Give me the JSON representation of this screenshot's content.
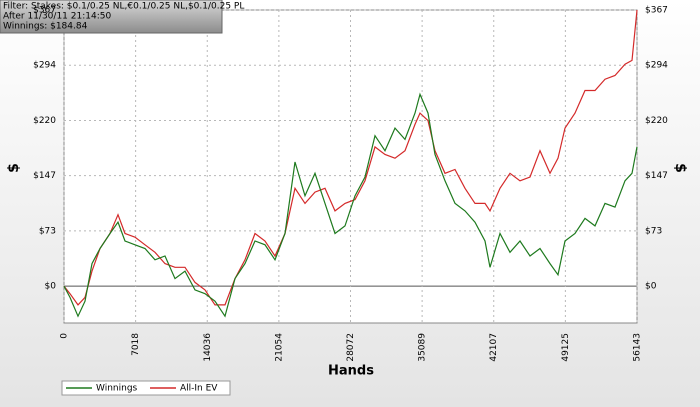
{
  "chart_data": {
    "type": "line",
    "annotations": [
      "Filter: Stakes: $0.1/0.25 NL,€0.1/0.25 NL,$0.1/0.25 PL",
      "After 11/30/11 21:14:50",
      "Winnings: $184.84"
    ],
    "xlabel": "Hands",
    "ylabel": "$",
    "x": [
      0,
      588,
      1372,
      2058,
      2743,
      3527,
      4507,
      5291,
      5977,
      6957,
      7937,
      8916,
      9896,
      10876,
      11856,
      12835,
      13815,
      14795,
      15775,
      16755,
      17734,
      18714,
      19694,
      20674,
      21654,
      22633,
      23613,
      24593,
      25573,
      26553,
      27532,
      28512,
      29492,
      30472,
      31452,
      32431,
      33411,
      34391,
      34881,
      35665,
      36351,
      37330,
      38310,
      39290,
      40270,
      41250,
      41740,
      42719,
      43699,
      44679,
      45659,
      46638,
      47618,
      48402,
      49088,
      50068,
      51048,
      52027,
      53007,
      53987,
      54967,
      55653,
      56143
    ],
    "series": [
      {
        "name": "Winnings",
        "color": "#1e7a1e",
        "values": [
          0,
          -15,
          -40,
          -20,
          30,
          50,
          70,
          85,
          60,
          55,
          50,
          35,
          40,
          10,
          20,
          -5,
          -10,
          -20,
          -40,
          10,
          30,
          60,
          55,
          35,
          70,
          165,
          120,
          150,
          110,
          70,
          80,
          120,
          145,
          200,
          180,
          210,
          195,
          230,
          255,
          230,
          175,
          140,
          110,
          100,
          85,
          60,
          25,
          70,
          45,
          60,
          40,
          50,
          30,
          15,
          60,
          70,
          90,
          80,
          110,
          105,
          140,
          150,
          185
        ]
      },
      {
        "name": "All-In EV",
        "color": "#d42a2a",
        "values": [
          0,
          -10,
          -25,
          -15,
          20,
          50,
          70,
          95,
          70,
          65,
          55,
          45,
          30,
          25,
          25,
          5,
          -5,
          -25,
          -25,
          10,
          35,
          70,
          60,
          40,
          70,
          130,
          110,
          125,
          130,
          100,
          110,
          115,
          140,
          185,
          175,
          170,
          180,
          215,
          230,
          220,
          180,
          150,
          155,
          130,
          110,
          110,
          100,
          130,
          150,
          140,
          145,
          180,
          150,
          170,
          210,
          230,
          260,
          260,
          275,
          280,
          295,
          300,
          367
        ]
      }
    ],
    "xlim": [
      0,
      56143
    ],
    "xticks": [
      0,
      7018,
      14036,
      21054,
      28072,
      35089,
      42107,
      49125,
      56143
    ],
    "ylim": [
      -49,
      367
    ],
    "yticks": [
      {
        "value": 0,
        "label": "$0"
      },
      {
        "value": 73.4,
        "label": "$73"
      },
      {
        "value": 146.8,
        "label": "$147"
      },
      {
        "value": 220.2,
        "label": "$220"
      },
      {
        "value": 293.6,
        "label": "$294"
      },
      {
        "value": 367,
        "label": "$367"
      }
    ],
    "grid": true
  }
}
......
Stated problem. Leave out the pictures, and give all the records again exactly.

In response.
Give me the JSON representation of this screenshot's content.
{
  "chart_data": {
    "type": "line",
    "annotations": [
      "Filter: Stakes: $0.1/0.25 NL,€0.1/0.25 NL,$0.1/0.25 PL",
      "After 11/30/11 21:14:50",
      "Winnings: $184.84"
    ],
    "xlabel": "Hands",
    "ylabel": "$",
    "x": [
      0,
      588,
      1372,
      2058,
      2743,
      3527,
      4507,
      5291,
      5977,
      6957,
      7937,
      8916,
      9896,
      10876,
      11856,
      12835,
      13815,
      14795,
      15775,
      16755,
      17734,
      18714,
      19694,
      20674,
      21654,
      22633,
      23613,
      24593,
      25573,
      26553,
      27532,
      28512,
      29492,
      30472,
      31452,
      32431,
      33411,
      34391,
      34881,
      35665,
      36351,
      37330,
      38310,
      39290,
      40270,
      41250,
      41740,
      42719,
      43699,
      44679,
      45659,
      46638,
      47618,
      48402,
      49088,
      50068,
      51048,
      52027,
      53007,
      53987,
      54967,
      55653,
      56143
    ],
    "series": [
      {
        "name": "Winnings",
        "color": "#1e7a1e",
        "values": [
          0,
          -15,
          -40,
          -20,
          30,
          50,
          70,
          85,
          60,
          55,
          50,
          35,
          40,
          10,
          20,
          -5,
          -10,
          -20,
          -40,
          10,
          30,
          60,
          55,
          35,
          70,
          165,
          120,
          150,
          110,
          70,
          80,
          120,
          145,
          200,
          180,
          210,
          195,
          230,
          255,
          230,
          175,
          140,
          110,
          100,
          85,
          60,
          25,
          70,
          45,
          60,
          40,
          50,
          30,
          15,
          60,
          70,
          90,
          80,
          110,
          105,
          140,
          150,
          185
        ]
      },
      {
        "name": "All-In EV",
        "color": "#d42a2a",
        "values": [
          0,
          -10,
          -25,
          -15,
          20,
          50,
          70,
          95,
          70,
          65,
          55,
          45,
          30,
          25,
          25,
          5,
          -5,
          -25,
          -25,
          10,
          35,
          70,
          60,
          40,
          70,
          130,
          110,
          125,
          130,
          100,
          110,
          115,
          140,
          185,
          175,
          170,
          180,
          215,
          230,
          220,
          180,
          150,
          155,
          130,
          110,
          110,
          100,
          130,
          150,
          140,
          145,
          180,
          150,
          170,
          210,
          230,
          260,
          260,
          275,
          280,
          295,
          300,
          367
        ]
      }
    ],
    "xlim": [
      0,
      56143
    ],
    "xticks": [
      0,
      7018,
      14036,
      21054,
      28072,
      35089,
      42107,
      49125,
      56143
    ],
    "ylim": [
      -49,
      367
    ],
    "yticks": [
      {
        "value": 0,
        "label": "$0"
      },
      {
        "value": 73.4,
        "label": "$73"
      },
      {
        "value": 146.8,
        "label": "$147"
      },
      {
        "value": 220.2,
        "label": "$220"
      },
      {
        "value": 293.6,
        "label": "$294"
      },
      {
        "value": 367,
        "label": "$367"
      }
    ],
    "grid": true
  }
}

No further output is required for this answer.